INPUT ROWS:
>>

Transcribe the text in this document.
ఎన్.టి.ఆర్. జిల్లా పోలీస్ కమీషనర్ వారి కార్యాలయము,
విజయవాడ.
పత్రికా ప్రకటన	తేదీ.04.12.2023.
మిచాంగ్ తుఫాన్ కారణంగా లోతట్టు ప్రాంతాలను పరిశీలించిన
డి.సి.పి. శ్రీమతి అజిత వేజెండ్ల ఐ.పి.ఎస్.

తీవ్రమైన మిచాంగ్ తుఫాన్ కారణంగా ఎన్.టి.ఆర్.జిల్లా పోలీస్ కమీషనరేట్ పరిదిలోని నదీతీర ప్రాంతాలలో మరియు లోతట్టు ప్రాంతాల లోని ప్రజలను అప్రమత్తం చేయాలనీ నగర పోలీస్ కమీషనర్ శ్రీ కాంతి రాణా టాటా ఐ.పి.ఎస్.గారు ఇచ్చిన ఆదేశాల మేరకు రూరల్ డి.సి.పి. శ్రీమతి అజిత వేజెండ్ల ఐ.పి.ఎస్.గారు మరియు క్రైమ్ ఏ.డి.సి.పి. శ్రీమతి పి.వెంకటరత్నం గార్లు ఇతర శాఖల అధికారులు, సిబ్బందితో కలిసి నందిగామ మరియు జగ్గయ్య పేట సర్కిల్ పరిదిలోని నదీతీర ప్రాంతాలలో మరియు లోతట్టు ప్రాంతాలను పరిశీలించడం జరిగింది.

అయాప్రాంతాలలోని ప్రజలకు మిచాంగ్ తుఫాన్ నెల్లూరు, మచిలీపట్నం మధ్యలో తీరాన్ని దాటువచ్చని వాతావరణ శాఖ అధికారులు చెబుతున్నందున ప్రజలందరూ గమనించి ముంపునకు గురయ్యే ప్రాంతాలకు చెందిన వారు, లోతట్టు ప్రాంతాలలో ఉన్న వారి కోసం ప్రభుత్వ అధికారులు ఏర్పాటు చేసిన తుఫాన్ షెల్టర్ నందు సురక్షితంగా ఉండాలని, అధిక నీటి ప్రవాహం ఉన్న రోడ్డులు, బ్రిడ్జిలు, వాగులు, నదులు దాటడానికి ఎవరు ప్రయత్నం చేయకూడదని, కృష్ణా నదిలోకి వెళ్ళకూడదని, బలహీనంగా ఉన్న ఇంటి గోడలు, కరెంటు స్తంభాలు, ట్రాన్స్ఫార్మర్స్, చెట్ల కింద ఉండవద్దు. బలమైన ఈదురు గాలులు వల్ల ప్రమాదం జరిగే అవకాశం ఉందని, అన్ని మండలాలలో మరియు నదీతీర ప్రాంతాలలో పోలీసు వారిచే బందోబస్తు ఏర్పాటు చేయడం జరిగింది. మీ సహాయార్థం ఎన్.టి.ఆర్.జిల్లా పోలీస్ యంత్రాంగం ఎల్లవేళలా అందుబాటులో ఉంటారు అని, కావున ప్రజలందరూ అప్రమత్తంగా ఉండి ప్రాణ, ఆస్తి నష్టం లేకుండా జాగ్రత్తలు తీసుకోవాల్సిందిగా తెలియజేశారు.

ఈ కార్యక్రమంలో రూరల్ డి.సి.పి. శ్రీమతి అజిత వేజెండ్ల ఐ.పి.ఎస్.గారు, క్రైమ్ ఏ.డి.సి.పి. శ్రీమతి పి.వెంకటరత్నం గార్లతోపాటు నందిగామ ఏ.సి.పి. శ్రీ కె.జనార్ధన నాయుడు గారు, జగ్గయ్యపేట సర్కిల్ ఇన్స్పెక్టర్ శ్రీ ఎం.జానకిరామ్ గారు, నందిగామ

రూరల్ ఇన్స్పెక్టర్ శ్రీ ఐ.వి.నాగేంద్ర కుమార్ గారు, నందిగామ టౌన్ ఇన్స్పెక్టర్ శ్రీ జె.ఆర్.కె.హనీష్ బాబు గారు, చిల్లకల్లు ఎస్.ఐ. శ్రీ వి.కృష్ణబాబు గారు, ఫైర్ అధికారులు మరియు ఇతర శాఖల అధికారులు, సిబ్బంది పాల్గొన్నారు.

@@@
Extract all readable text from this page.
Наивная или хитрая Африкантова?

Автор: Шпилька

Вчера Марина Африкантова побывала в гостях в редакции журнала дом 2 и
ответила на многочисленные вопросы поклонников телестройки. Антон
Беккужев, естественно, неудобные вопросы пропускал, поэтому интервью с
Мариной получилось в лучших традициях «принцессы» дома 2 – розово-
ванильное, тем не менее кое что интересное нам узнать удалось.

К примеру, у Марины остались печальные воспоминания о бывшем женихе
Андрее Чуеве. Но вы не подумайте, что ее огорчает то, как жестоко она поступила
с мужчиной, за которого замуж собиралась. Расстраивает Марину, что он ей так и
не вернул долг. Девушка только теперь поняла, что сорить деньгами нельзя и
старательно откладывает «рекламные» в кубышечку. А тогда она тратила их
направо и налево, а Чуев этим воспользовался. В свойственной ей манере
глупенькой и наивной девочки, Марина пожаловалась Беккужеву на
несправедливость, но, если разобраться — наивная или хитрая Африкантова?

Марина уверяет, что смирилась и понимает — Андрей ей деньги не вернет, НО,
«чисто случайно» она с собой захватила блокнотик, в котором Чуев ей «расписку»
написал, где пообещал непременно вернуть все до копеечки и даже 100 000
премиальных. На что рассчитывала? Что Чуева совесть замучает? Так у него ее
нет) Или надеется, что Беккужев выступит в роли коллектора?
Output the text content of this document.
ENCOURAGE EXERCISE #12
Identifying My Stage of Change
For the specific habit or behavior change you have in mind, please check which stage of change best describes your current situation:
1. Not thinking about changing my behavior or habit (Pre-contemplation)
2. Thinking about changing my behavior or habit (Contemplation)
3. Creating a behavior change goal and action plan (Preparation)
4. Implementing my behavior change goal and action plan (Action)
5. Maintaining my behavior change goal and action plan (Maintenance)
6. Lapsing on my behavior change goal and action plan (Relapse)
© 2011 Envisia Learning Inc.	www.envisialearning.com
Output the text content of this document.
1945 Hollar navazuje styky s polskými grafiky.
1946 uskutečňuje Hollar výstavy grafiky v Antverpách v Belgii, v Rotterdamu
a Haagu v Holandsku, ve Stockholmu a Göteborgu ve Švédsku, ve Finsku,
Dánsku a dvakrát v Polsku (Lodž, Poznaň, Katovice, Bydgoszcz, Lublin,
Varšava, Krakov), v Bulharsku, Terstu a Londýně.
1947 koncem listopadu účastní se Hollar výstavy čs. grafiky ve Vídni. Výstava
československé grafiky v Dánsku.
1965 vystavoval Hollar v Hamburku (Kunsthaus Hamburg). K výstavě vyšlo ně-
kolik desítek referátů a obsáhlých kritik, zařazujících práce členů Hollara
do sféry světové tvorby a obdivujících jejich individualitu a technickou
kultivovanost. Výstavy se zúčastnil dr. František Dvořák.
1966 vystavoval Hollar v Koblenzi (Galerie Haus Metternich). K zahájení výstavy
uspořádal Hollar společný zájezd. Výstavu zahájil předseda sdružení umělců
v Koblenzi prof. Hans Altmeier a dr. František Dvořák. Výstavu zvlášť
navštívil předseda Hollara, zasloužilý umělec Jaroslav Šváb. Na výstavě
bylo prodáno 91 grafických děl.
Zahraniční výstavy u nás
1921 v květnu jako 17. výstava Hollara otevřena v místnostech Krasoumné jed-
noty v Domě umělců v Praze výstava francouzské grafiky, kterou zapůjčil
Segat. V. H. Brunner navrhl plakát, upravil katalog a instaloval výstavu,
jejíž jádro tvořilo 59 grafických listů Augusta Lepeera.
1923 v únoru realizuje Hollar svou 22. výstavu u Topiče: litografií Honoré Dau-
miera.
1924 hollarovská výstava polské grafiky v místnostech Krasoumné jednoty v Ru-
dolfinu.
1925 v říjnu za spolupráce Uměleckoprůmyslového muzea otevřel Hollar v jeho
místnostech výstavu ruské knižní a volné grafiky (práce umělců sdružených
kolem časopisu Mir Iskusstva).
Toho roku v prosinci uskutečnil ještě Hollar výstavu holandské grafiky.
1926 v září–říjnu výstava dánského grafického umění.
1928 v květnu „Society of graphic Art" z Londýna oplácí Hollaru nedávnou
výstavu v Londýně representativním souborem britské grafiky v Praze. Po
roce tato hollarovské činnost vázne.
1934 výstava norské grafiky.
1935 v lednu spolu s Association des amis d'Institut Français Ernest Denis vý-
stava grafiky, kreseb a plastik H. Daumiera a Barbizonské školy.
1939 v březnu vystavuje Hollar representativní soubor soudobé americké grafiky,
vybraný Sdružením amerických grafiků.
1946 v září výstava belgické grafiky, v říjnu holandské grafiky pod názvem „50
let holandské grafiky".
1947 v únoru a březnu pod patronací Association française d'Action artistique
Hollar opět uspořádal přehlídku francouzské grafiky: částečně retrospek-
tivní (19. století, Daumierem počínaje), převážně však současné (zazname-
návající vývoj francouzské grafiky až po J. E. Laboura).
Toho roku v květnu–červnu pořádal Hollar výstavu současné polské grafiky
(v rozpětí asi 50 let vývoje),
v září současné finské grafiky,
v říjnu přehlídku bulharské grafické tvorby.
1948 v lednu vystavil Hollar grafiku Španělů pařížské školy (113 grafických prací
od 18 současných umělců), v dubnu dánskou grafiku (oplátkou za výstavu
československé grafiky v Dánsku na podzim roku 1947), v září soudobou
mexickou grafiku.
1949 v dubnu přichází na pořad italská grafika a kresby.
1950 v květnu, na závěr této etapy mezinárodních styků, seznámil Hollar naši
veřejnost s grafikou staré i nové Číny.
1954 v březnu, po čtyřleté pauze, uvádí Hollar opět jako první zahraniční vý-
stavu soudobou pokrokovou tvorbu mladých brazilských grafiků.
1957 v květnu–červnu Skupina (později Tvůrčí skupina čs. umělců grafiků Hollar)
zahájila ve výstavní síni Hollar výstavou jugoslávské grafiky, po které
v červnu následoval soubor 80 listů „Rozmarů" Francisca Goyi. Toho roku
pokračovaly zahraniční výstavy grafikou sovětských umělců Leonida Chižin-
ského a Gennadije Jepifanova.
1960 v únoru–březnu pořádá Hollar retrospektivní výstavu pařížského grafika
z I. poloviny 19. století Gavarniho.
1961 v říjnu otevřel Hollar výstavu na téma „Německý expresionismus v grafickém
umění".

<<

STATED GOAL: From the data above, copy each line that has the string "grafických".

CORRECT RESULT:
bylo prodáno 91 grafických děl.
jejíž jádro tvořilo 59 grafických listů Augusta Lepeera.
1948 v lednu vystavil Hollar grafiku Španělů pařížské školy (113 grafických prací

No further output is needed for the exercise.